::: MATERIALS PROVIDED

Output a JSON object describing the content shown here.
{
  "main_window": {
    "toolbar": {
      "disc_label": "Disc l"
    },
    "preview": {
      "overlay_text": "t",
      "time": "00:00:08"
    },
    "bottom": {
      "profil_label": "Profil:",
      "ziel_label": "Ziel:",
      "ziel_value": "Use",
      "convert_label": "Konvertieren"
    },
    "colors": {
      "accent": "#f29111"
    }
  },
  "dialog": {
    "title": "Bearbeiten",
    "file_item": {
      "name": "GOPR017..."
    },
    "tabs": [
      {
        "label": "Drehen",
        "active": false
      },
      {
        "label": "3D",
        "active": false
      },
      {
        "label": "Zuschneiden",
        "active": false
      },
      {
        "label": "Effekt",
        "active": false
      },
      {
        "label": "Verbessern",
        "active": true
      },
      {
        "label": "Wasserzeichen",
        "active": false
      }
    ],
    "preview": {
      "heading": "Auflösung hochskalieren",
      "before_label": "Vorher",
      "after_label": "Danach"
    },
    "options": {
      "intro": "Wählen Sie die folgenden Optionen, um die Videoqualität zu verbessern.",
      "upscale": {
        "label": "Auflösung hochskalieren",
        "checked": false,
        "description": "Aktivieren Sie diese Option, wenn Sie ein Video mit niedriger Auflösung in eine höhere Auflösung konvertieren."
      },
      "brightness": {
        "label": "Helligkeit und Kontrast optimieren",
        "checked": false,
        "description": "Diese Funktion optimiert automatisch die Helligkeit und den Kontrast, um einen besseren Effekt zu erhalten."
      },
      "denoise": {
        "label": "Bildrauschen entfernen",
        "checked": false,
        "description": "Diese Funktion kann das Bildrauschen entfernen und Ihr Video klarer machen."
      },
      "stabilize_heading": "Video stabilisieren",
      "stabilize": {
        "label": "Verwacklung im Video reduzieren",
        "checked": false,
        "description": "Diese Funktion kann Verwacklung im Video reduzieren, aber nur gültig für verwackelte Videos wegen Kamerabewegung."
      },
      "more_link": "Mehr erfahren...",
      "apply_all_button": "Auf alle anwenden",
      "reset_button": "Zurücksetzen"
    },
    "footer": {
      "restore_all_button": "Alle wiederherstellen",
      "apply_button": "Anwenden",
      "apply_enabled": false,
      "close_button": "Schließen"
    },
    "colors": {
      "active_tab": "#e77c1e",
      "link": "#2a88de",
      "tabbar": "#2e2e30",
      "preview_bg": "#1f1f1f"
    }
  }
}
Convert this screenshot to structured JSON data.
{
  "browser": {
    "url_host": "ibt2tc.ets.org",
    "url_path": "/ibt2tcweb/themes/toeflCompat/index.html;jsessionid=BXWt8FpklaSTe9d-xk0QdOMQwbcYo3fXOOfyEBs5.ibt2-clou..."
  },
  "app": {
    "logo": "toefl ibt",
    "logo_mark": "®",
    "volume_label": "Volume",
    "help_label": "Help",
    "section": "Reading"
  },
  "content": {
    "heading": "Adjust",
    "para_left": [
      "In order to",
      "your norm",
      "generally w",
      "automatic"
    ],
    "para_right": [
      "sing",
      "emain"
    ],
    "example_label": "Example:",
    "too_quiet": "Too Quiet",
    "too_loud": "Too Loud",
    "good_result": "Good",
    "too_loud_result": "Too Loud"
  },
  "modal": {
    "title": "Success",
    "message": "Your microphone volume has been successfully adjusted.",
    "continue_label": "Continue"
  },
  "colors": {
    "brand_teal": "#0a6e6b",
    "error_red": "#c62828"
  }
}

::::::

(TO DO): List all lines holding the string "Helligkeit".

(ANSWER TO THIS TASK):
        "label": "Helligkeit und Kontrast optimieren",
        "description": "Diese Funktion optimiert automatisch die Helligkeit und den Kontrast, um einen besseren Effekt zu erhalten."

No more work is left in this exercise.